• [Your task]:
Quote all of the data that follows exactly as written, skipping the images.
* * * * * * *
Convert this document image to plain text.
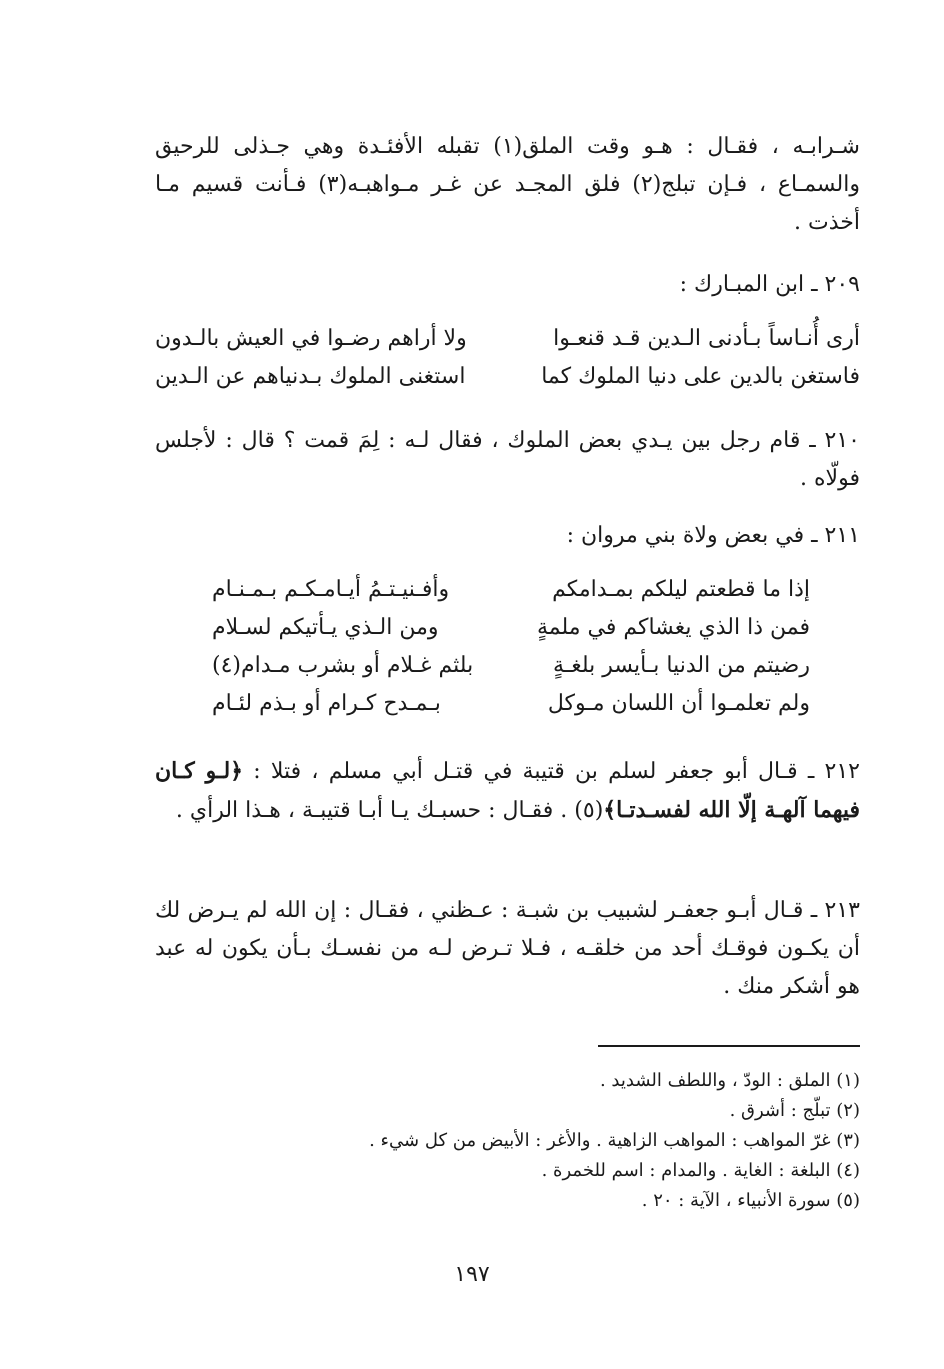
شـرابـه ، فقـال : هـو وقت الملق(١) تقبله الأفئـدة وهي جـذلى للرحيق والسمـاع ، فـإن تبلج(٢) فلق المجـد عن غـر مـواهبـه(٣) فـأنت قسيم مـا أخذت .
٢٠٩ ـ ابن المبـارك :
أرى أُنـاساً بـأدنى الـدين قـد قنعـوا
ولا أراهم رضـوا في العيش بالـدون
فاستغن بالدين على دنيا الملوك كما
استغنى الملوك بـدنياهم عن الـدين
٢١٠ ـ قام رجل بين يـدي بعض الملوك ، فقال لـه : لِمَ قمت ؟ قال : لأجلس فولّاه .
٢١١ ـ في بعض ولاة بني مروان :
إذا ما قطعتم ليلكم بمـدامكم
وأفـنيـتـمُ أيـامـكـم بـمـنـام
فمن ذا الذي يغشاكم في ملمةٍ
ومن الـذي يـأتيكم لسـلام
رضيتم من الدنيا بـأيسر بلغـةٍ
بلثم غـلام أو بشرب مـدام(٤)
ولم تعلمـوا أن اللسان مـوكل
بـمـدح كـرام أو بـذم لئـام
٢١٢ ـ قـال أبو جعفر لسلم بن قتيبة في قتـل أبي مسلم ، فتلا : ﴿لـو كـان فيهما آلهـة إلّا الله لفسـدتـا﴾(٥) . فقـال : حسبـك يـا أبـا قتيبـة ، هـذا الرأي .
٢١٣ ـ قـال أبـو جعفـر لشبيب بن شبـة : عـظني ، فقـال : إن الله لم يـرض لك أن يكـون فوقـك أحد من خلقـه ، فـلا تـرض لـه من نفسـك بـأن يكون له عبد هو أشكر منك .
(١) الملق : الودّ ، واللطف الشديد .
(٢) تبلّج : أشرق .
(٣) غرّ المواهب : المواهب الزاهية . والأغر : الأبيض من كل شيء .
(٤) البلغة : الغاية . والمدام : اسم للخمرة .
(٥) سورة الأنبياء ، الآية : ٢٠ .
١٩٧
* * * * * * *
• [Finished answer]:
Convert this document image to plain text.
شـرابـه ، فقـال : هـو وقت الملق(١) تقبله الأفئـدة وهي جـذلى للرحيق والسمـاع ، فـإن تبلج(٢) فلق المجـد عن غـر مـواهبـه(٣) فـأنت قسيم مـا أخذت .
٢٠٩ ـ ابن المبـارك :
أرى أُنـاساً بـأدنى الـدين قـد قنعـوا
ولا أراهم رضـوا في العيش بالـدون
فاستغن بالدين على دنيا الملوك كما
استغنى الملوك بـدنياهم عن الـدين
٢١٠ ـ قام رجل بين يـدي بعض الملوك ، فقال لـه : لِمَ قمت ؟ قال : لأجلس فولّاه .
٢١١ ـ في بعض ولاة بني مروان :
إذا ما قطعتم ليلكم بمـدامكم
وأفـنيـتـمُ أيـامـكـم بـمـنـام
فمن ذا الذي يغشاكم في ملمةٍ
ومن الـذي يـأتيكم لسـلام
رضيتم من الدنيا بـأيسر بلغـةٍ
بلثم غـلام أو بشرب مـدام(٤)
ولم تعلمـوا أن اللسان مـوكل
بـمـدح كـرام أو بـذم لئـام
٢١٢ ـ قـال أبو جعفر لسلم بن قتيبة في قتـل أبي مسلم ، فتلا : ﴿لـو كـان فيهما آلهـة إلّا الله لفسـدتـا﴾(٥) . فقـال : حسبـك يـا أبـا قتيبـة ، هـذا الرأي .
٢١٣ ـ قـال أبـو جعفـر لشبيب بن شبـة : عـظني ، فقـال : إن الله لم يـرض لك أن يكـون فوقـك أحد من خلقـه ، فـلا تـرض لـه من نفسـك بـأن يكون له عبد هو أشكر منك .
(١) الملق : الودّ ، واللطف الشديد .
(٢) تبلّج : أشرق .
(٣) غرّ المواهب : المواهب الزاهية . والأغر : الأبيض من كل شيء .
(٤) البلغة : الغاية . والمدام : اسم للخمرة .
(٥) سورة الأنبياء ، الآية : ٢٠ .
١٩٧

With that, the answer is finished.